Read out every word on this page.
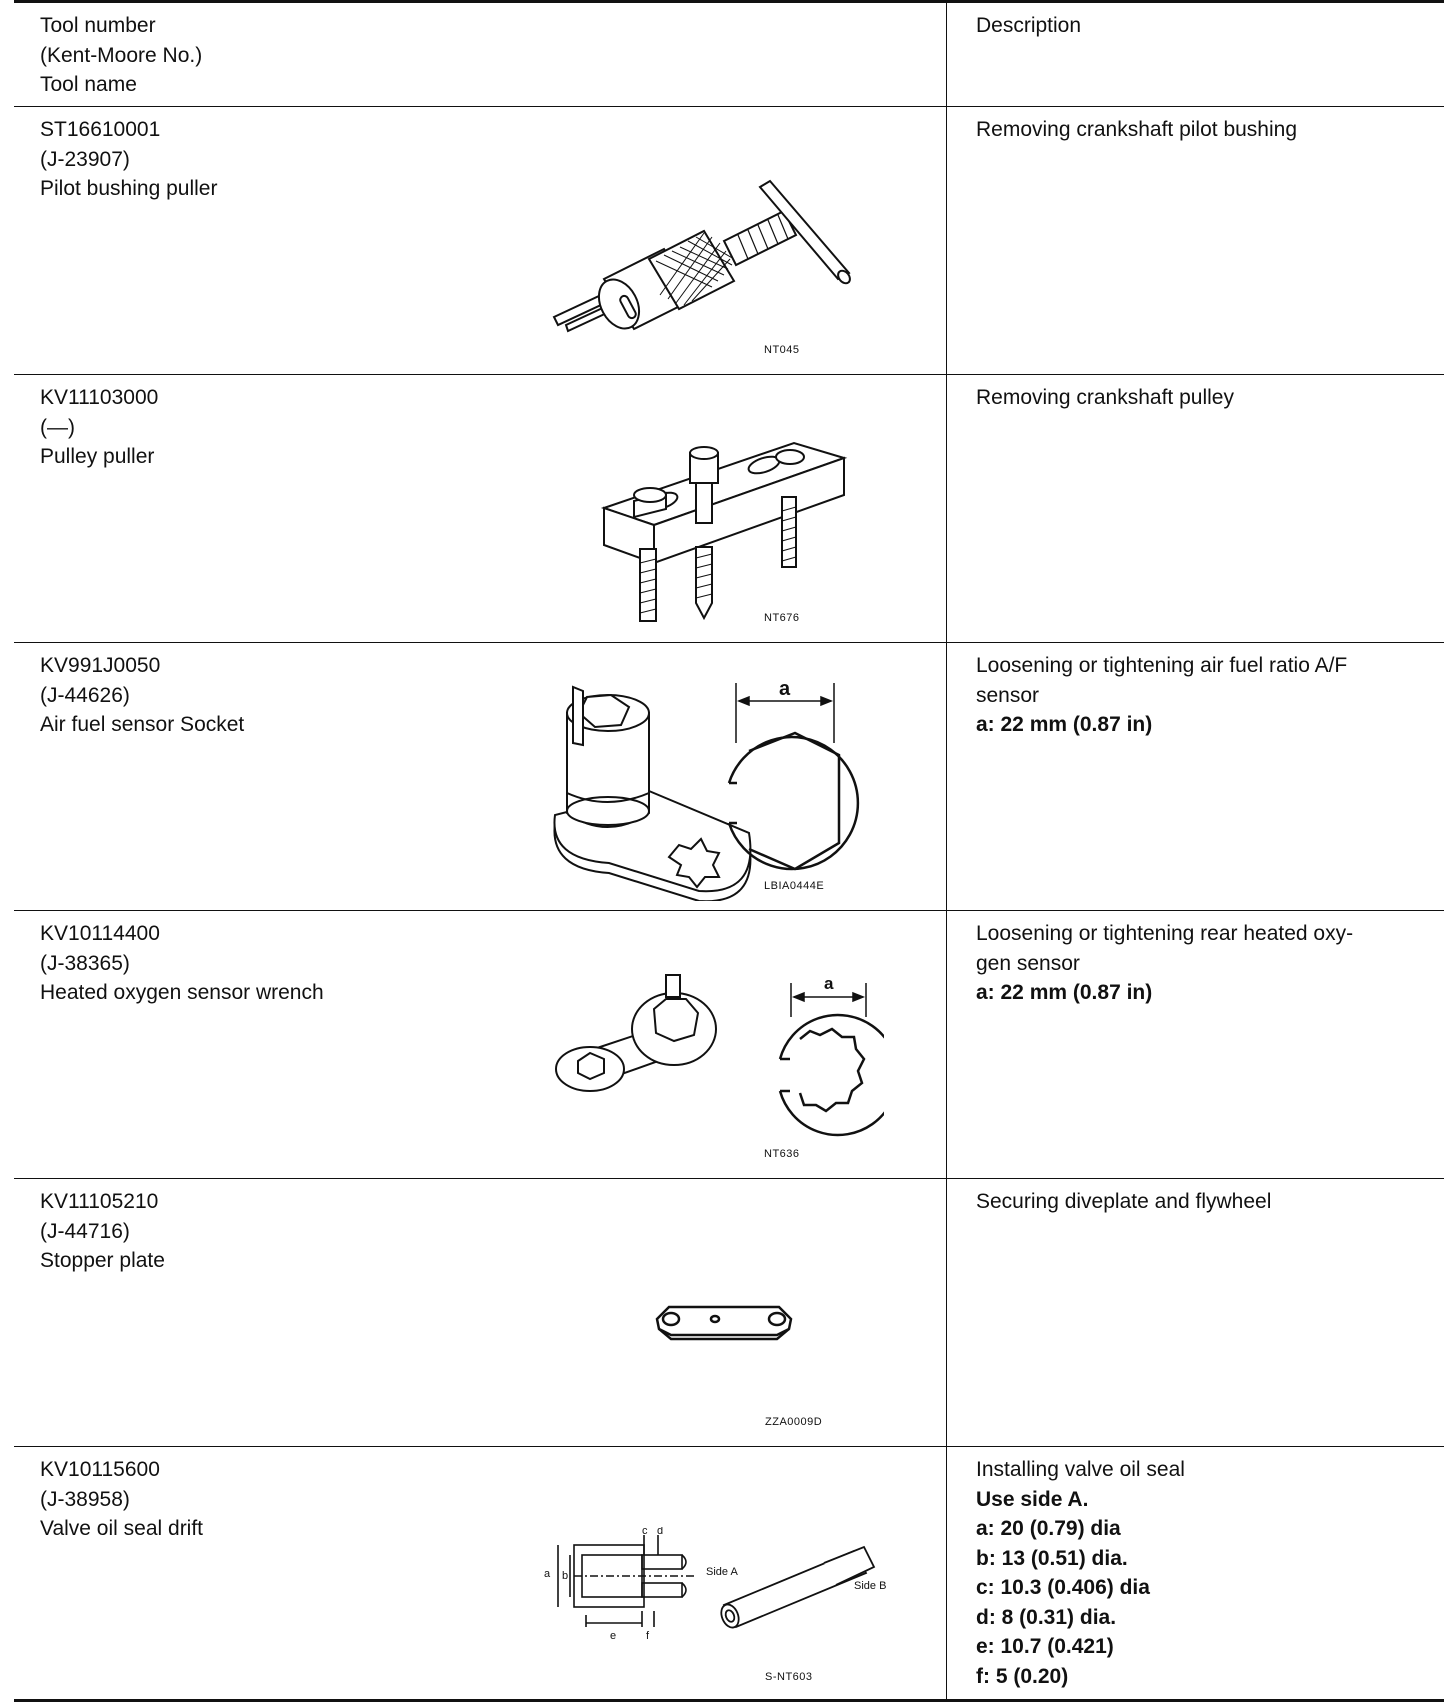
Tool number
(Kent-Moore No.)
Tool name
Description
ST16610001
(J-23907)
Pilot bushing puller
Removing crankshaft pilot bushing
NT045
KV11103000
(—)
Pulley puller
Removing crankshaft pulley
NT676
KV991J0050
(J-44626)
Air fuel sensor Socket
Loosening or tightening air fuel ratio A/F
sensor
a: 22 mm (0.87 in)
a
LBIA0444E
KV10114400
(J-38365)
Heated oxygen sensor wrench
Loosening or tightening rear heated oxy-
gen sensor
a: 22 mm (0.87 in)
a
NT636
KV11105210
(J-44716)
Stopper plate
Securing diveplate and flywheel
ZZA0009D
KV10115600
(J-38958)
Valve oil seal drift
Installing valve oil seal
Use side A.
a: 20 (0.79) dia
b: 13 (0.51) dia.
c: 10.3 (0.406) dia
d: 8 (0.31) dia.
e: 10.7 (0.421)
f: 5 (0.20)
c d
a b	Side A
Side B
e	f
S-NT603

- **TASK TO COMPLETE**
Without the pictures, retype the whole of the material above exactly.

- **OUTPUT FOR THIS TASK**
Read out every word on this page.
Tool number
(Kent-Moore No.)
Tool name
Description
ST16610001
(J-23907)
Pilot bushing puller
Removing crankshaft pilot bushing
NT045
KV11103000
(—)
Pulley puller
Removing crankshaft pulley
NT676
KV991J0050
(J-44626)
Air fuel sensor Socket
Loosening or tightening air fuel ratio A/F
sensor
a: 22 mm (0.87 in)
a
LBIA0444E
KV10114400
(J-38365)
Heated oxygen sensor wrench
Loosening or tightening rear heated oxy-
gen sensor
a: 22 mm (0.87 in)
a
NT636
KV11105210
(J-44716)
Stopper plate
Securing diveplate and flywheel
ZZA0009D
KV10115600
(J-38958)
Valve oil seal drift
Installing valve oil seal
Use side A.
a: 20 (0.79) dia
b: 13 (0.51) dia.
c: 10.3 (0.406) dia
d: 8 (0.31) dia.
e: 10.7 (0.421)
f: 5 (0.20)
c d
a b	Side A
Side B
e	f
S-NT603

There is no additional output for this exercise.